• **What needs to be done**: The entries that follow should be written out exactly.

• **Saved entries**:
>> START

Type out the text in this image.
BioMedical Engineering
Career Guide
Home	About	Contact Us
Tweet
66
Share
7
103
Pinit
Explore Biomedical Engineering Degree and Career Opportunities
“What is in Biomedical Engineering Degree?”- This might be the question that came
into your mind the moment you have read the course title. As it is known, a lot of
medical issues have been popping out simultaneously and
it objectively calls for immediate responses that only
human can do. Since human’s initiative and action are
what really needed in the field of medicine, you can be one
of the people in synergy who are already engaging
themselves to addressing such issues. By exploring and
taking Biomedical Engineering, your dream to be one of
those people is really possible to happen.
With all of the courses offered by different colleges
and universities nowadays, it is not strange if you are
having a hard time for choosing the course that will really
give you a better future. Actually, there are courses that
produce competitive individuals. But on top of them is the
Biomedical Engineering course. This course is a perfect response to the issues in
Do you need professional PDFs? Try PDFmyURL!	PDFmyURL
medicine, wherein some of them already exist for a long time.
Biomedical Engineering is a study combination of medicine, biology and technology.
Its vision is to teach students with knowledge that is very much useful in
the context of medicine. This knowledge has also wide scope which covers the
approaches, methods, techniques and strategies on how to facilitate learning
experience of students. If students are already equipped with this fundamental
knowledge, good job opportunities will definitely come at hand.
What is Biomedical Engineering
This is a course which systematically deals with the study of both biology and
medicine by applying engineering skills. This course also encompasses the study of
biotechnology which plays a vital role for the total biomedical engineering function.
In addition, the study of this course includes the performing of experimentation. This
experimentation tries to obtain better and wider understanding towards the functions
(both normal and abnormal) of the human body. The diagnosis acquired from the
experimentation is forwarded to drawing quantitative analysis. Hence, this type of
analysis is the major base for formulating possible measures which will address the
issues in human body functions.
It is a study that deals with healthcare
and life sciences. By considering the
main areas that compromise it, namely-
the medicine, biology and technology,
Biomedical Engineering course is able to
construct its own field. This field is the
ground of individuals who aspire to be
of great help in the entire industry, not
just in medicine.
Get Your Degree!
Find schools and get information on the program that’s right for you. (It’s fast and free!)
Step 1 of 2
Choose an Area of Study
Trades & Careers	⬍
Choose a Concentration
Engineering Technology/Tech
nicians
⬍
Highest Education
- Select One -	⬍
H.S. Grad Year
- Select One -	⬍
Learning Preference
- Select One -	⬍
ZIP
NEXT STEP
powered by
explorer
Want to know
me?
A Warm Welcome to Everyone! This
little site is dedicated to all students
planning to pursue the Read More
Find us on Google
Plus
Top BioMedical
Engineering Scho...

>> END

• **Full output**:
Type out the text in this image.
BioMedical Engineering
Career Guide
Home	About	Contact Us
Tweet
66
Share
7
103
Pinit
Explore Biomedical Engineering Degree and Career Opportunities
“What is in Biomedical Engineering Degree?”- This might be the question that came
into your mind the moment you have read the course title. As it is known, a lot of
medical issues have been popping out simultaneously and
it objectively calls for immediate responses that only
human can do. Since human’s initiative and action are
what really needed in the field of medicine, you can be one
of the people in synergy who are already engaging
themselves to addressing such issues. By exploring and
taking Biomedical Engineering, your dream to be one of
those people is really possible to happen.
With all of the courses offered by different colleges
and universities nowadays, it is not strange if you are
having a hard time for choosing the course that will really
give you a better future. Actually, there are courses that
produce competitive individuals. But on top of them is the
Biomedical Engineering course. This course is a perfect response to the issues in
Do you need professional PDFs? Try PDFmyURL!	PDFmyURL
medicine, wherein some of them already exist for a long time.
Biomedical Engineering is a study combination of medicine, biology and technology.
Its vision is to teach students with knowledge that is very much useful in
the context of medicine. This knowledge has also wide scope which covers the
approaches, methods, techniques and strategies on how to facilitate learning
experience of students. If students are already equipped with this fundamental
knowledge, good job opportunities will definitely come at hand.
What is Biomedical Engineering
This is a course which systematically deals with the study of both biology and
medicine by applying engineering skills. This course also encompasses the study of
biotechnology which plays a vital role for the total biomedical engineering function.
In addition, the study of this course includes the performing of experimentation. This
experimentation tries to obtain better and wider understanding towards the functions
(both normal and abnormal) of the human body. The diagnosis acquired from the
experimentation is forwarded to drawing quantitative analysis. Hence, this type of
analysis is the major base for formulating possible measures which will address the
issues in human body functions.
It is a study that deals with healthcare
and life sciences. By considering the
main areas that compromise it, namely-
the medicine, biology and technology,
Biomedical Engineering course is able to
construct its own field. This field is the
ground of individuals who aspire to be
of great help in the entire industry, not
just in medicine.
Get Your Degree!
Find schools and get information on the program that’s right for you. (It’s fast and free!)
Step 1 of 2
Choose an Area of Study
Trades & Careers	⬍
Choose a Concentration
Engineering Technology/Tech
nicians
⬍
Highest Education
- Select One -	⬍
H.S. Grad Year
- Select One -	⬍
Learning Preference
- Select One -	⬍
ZIP
NEXT STEP
powered by
explorer
Want to know
me?
A Warm Welcome to Everyone! This
little site is dedicated to all students
planning to pursue the Read More
Find us on Google
Plus
Top BioMedical
Engineering Scho...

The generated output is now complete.